[GIVEN INSTRUCTION]: Output the material word for word. Leave each picture out.

* Begin *

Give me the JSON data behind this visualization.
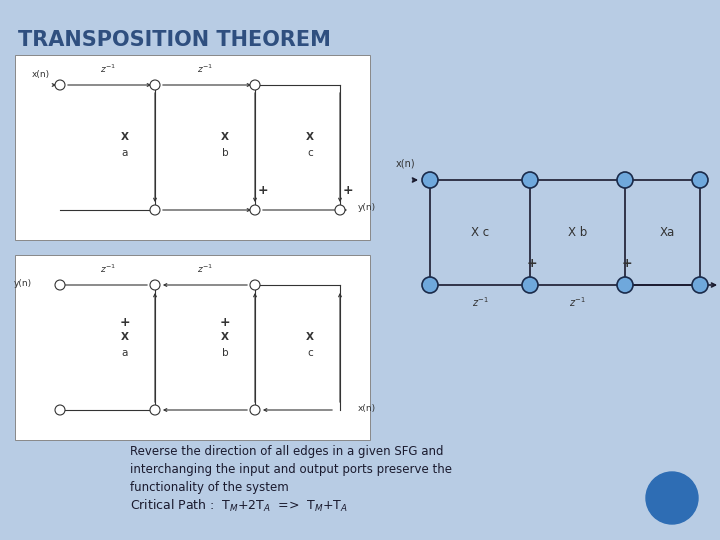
{
  "title": "TRANSPOSITION THEOREM",
  "slide_bg": "#b8cce4",
  "title_color": "#2f4f7f",
  "title_fontsize": 15,
  "body_text1": "Reverse the direction of all edges in a given SFG and\ninterchanging the input and output ports preserve the\nfunctionality of the system",
  "body_text2": "Critical Path :  T$_{M}$+2T$_{A}$  =>  T$_{M}$+T$_{A}$",
  "body_fontsize": 8.5,
  "node_color": "#6fa8dc",
  "node_edge": "#1a2a4a",
  "line_color": "#333333"
}
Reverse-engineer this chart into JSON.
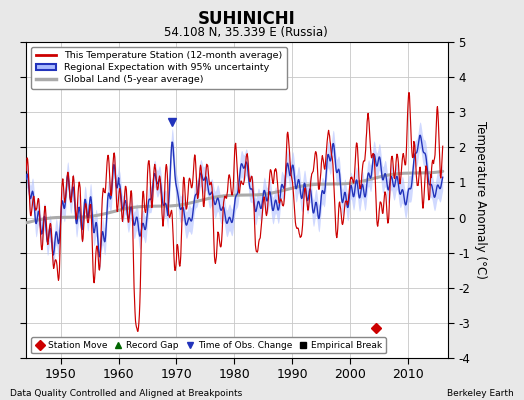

* End *

[REPLY]:
Give me the JSON data behind this visualization.
{
  "title": "TRANSPOSITION THEOREM",
  "slide_bg": "#b8cce4",
  "title_color": "#2f4f7f",
  "title_fontsize": 15,
  "body_text1": "Reverse the direction of all edges in a given SFG and\ninterchanging the input and output ports preserve the\nfunctionality of the system",
  "body_text2": "Critical Path :  T$_{M}$+2T$_{A}$  =>  T$_{M}$+T$_{A}$",
  "body_fontsize": 8.5,
  "node_color": "#6fa8dc",
  "node_edge": "#1a2a4a",
  "line_color": "#333333"
}
Reverse-engineer this chart into JSON.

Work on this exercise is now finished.